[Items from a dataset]
━━━━

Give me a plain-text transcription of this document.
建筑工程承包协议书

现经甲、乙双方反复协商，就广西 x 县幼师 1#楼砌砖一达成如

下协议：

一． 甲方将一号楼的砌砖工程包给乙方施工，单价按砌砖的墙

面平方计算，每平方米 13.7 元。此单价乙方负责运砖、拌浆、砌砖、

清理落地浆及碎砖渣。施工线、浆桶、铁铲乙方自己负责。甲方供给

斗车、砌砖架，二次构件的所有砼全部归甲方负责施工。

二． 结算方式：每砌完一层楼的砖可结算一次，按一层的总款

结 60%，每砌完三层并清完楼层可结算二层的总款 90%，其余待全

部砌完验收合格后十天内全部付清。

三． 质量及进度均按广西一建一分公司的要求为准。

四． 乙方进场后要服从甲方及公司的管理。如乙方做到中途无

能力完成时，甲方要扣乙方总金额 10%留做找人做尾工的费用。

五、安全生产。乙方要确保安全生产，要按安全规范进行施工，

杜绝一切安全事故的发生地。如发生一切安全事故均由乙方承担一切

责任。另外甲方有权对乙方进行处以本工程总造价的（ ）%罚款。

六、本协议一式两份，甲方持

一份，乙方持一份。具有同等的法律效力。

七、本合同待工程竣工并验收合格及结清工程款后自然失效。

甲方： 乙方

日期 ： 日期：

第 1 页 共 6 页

━━━━

> [TASK TO CARRY OUT]
The records above are to be copied in full, exactly as written.

> [EXERCISE ANSWER]
Give me a plain-text transcription of this document.
建筑工程承包协议书

现经甲、乙双方反复协商，就广西 x 县幼师 1#楼砌砖一达成如

下协议：

一． 甲方将一号楼的砌砖工程包给乙方施工，单价按砌砖的墙

面平方计算，每平方米 13.7 元。此单价乙方负责运砖、拌浆、砌砖、

清理落地浆及碎砖渣。施工线、浆桶、铁铲乙方自己负责。甲方供给

斗车、砌砖架，二次构件的所有砼全部归甲方负责施工。

二． 结算方式：每砌完一层楼的砖可结算一次，按一层的总款

结 60%，每砌完三层并清完楼层可结算二层的总款 90%，其余待全

部砌完验收合格后十天内全部付清。

三． 质量及进度均按广西一建一分公司的要求为准。

四． 乙方进场后要服从甲方及公司的管理。如乙方做到中途无

能力完成时，甲方要扣乙方总金额 10%留做找人做尾工的费用。

五、安全生产。乙方要确保安全生产，要按安全规范进行施工，

杜绝一切安全事故的发生地。如发生一切安全事故均由乙方承担一切

责任。另外甲方有权对乙方进行处以本工程总造价的（ ）%罚款。

六、本协议一式两份，甲方持

一份，乙方持一份。具有同等的法律效力。

七、本合同待工程竣工并验收合格及结清工程款后自然失效。

甲方： 乙方

日期 ： 日期：

第 1 页 共 6 页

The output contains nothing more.